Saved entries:
━━━━━━━━━━

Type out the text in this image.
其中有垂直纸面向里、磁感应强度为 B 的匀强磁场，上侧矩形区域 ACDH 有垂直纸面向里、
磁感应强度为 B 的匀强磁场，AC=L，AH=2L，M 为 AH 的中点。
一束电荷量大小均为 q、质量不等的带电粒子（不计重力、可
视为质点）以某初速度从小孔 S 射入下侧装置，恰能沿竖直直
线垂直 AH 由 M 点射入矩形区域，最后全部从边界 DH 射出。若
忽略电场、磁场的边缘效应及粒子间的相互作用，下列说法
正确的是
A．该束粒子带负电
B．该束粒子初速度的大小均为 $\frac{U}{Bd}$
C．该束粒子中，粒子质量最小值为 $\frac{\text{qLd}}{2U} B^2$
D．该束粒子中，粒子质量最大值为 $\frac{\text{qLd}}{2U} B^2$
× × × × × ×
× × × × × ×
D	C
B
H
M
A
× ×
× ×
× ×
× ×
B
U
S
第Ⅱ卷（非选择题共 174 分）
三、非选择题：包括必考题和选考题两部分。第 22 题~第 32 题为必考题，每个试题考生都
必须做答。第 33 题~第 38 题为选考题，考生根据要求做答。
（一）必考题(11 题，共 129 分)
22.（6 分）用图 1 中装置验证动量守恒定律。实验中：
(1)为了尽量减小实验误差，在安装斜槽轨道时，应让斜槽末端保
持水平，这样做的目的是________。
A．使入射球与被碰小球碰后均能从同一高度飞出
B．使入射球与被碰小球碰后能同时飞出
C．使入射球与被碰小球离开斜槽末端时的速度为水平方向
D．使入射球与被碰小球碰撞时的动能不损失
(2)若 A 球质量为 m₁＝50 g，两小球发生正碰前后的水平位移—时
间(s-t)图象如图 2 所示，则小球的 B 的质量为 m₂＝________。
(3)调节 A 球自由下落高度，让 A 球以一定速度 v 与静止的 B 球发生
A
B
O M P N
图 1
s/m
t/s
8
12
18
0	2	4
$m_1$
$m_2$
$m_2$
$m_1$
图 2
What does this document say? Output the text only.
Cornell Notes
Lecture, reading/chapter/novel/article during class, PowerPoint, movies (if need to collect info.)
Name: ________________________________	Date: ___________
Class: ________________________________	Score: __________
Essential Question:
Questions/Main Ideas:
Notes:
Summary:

━━━━━━━━━━

Give back, exactly as written, the lines from the one with "What does this" to the last line.

What does this document say? Output the text only.
Cornell Notes
Lecture, reading/chapter/novel/article during class, PowerPoint, movies (if need to collect info.)
Name: ________________________________	Date: ___________
Class: ________________________________	Score: __________
Essential Question:
Questions/Main Ideas:
Notes:
Summary:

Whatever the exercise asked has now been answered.